• **RECORDED INFORMATION**:
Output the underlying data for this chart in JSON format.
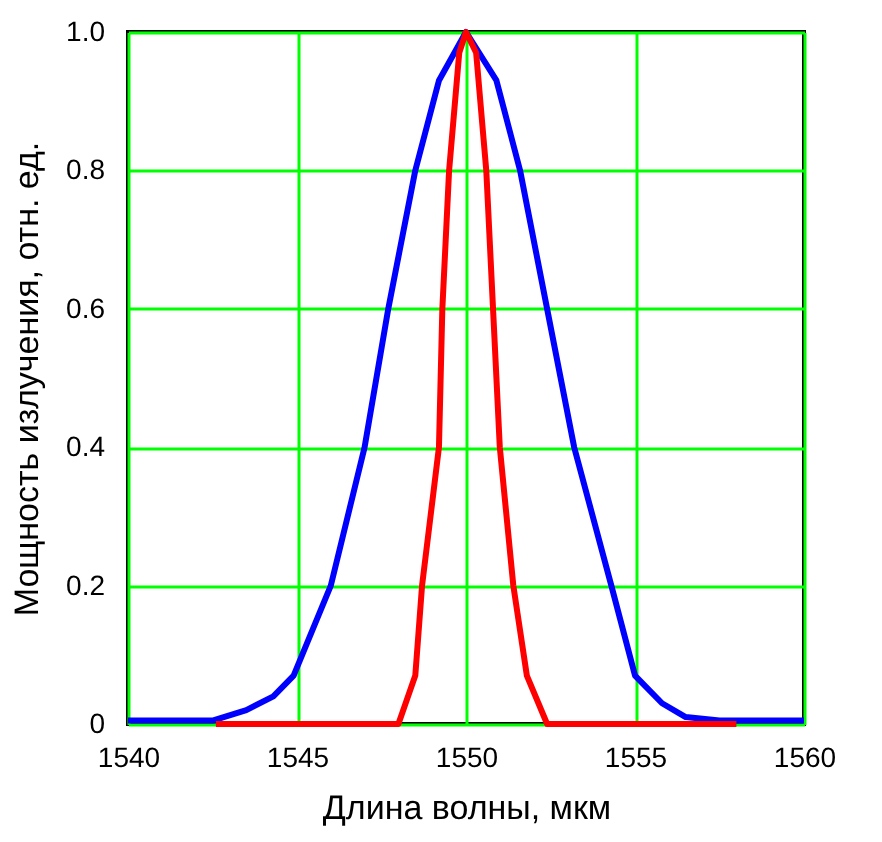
{
  "chart_data": {
    "type": "line",
    "xlabel": "Длина волны, мкм",
    "ylabel": "Мощность излучения, отн. ед.",
    "xlim": [
      1540,
      1560
    ],
    "ylim": [
      0,
      1
    ],
    "xticks": [
      1540,
      1545,
      1550,
      1555,
      1560
    ],
    "yticks": [
      0,
      0.2,
      0.4,
      0.6,
      0.8,
      {
        "value": 1,
        "label": "1.0"
      }
    ],
    "grid": true,
    "legend": false,
    "marker": "none",
    "line_style": "solid",
    "series": [
      {
        "color": "#0000ff",
        "x": [
          1540,
          1542.5,
          1543.5,
          1544.3,
          1544.9,
          1546.0,
          1547.0,
          1547.7,
          1548.5,
          1549.2,
          1550.0,
          1550.9,
          1551.6,
          1552.4,
          1553.2,
          1554.3,
          1555.0,
          1555.8,
          1556.5,
          1557.5,
          1560
        ],
        "values": [
          0.005,
          0.005,
          0.02,
          0.04,
          0.07,
          0.2,
          0.4,
          0.6,
          0.8,
          0.93,
          1.0,
          0.93,
          0.8,
          0.6,
          0.4,
          0.2,
          0.07,
          0.03,
          0.01,
          0.005,
          0.005
        ]
      },
      {
        "color": "#ff0000",
        "x": [
          1542.6,
          1548.0,
          1548.5,
          1548.7,
          1549.2,
          1549.3,
          1549.5,
          1549.8,
          1550.0,
          1550.3,
          1550.6,
          1550.8,
          1551.0,
          1551.4,
          1551.8,
          1552.4,
          1558
        ],
        "values": [
          0,
          0,
          0.07,
          0.2,
          0.4,
          0.6,
          0.8,
          0.97,
          1.0,
          0.97,
          0.8,
          0.6,
          0.4,
          0.2,
          0.07,
          0,
          0
        ]
      }
    ]
  }
}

• **WHAT NEEDS TO BE DONE**: Skip the pictures and print each record exactly as it stands.

• **FINAL RESULT**:
Output the underlying data for this chart in JSON format.
{
  "chart_data": {
    "type": "line",
    "xlabel": "Длина волны, мкм",
    "ylabel": "Мощность излучения, отн. ед.",
    "xlim": [
      1540,
      1560
    ],
    "ylim": [
      0,
      1
    ],
    "xticks": [
      1540,
      1545,
      1550,
      1555,
      1560
    ],
    "yticks": [
      0,
      0.2,
      0.4,
      0.6,
      0.8,
      {
        "value": 1,
        "label": "1.0"
      }
    ],
    "grid": true,
    "legend": false,
    "marker": "none",
    "line_style": "solid",
    "series": [
      {
        "color": "#0000ff",
        "x": [
          1540,
          1542.5,
          1543.5,
          1544.3,
          1544.9,
          1546.0,
          1547.0,
          1547.7,
          1548.5,
          1549.2,
          1550.0,
          1550.9,
          1551.6,
          1552.4,
          1553.2,
          1554.3,
          1555.0,
          1555.8,
          1556.5,
          1557.5,
          1560
        ],
        "values": [
          0.005,
          0.005,
          0.02,
          0.04,
          0.07,
          0.2,
          0.4,
          0.6,
          0.8,
          0.93,
          1.0,
          0.93,
          0.8,
          0.6,
          0.4,
          0.2,
          0.07,
          0.03,
          0.01,
          0.005,
          0.005
        ]
      },
      {
        "color": "#ff0000",
        "x": [
          1542.6,
          1548.0,
          1548.5,
          1548.7,
          1549.2,
          1549.3,
          1549.5,
          1549.8,
          1550.0,
          1550.3,
          1550.6,
          1550.8,
          1551.0,
          1551.4,
          1551.8,
          1552.4,
          1558
        ],
        "values": [
          0,
          0,
          0.07,
          0.2,
          0.4,
          0.6,
          0.8,
          0.97,
          1.0,
          0.97,
          0.8,
          0.6,
          0.4,
          0.2,
          0.07,
          0,
          0
        ]
      }
    ]
  }
}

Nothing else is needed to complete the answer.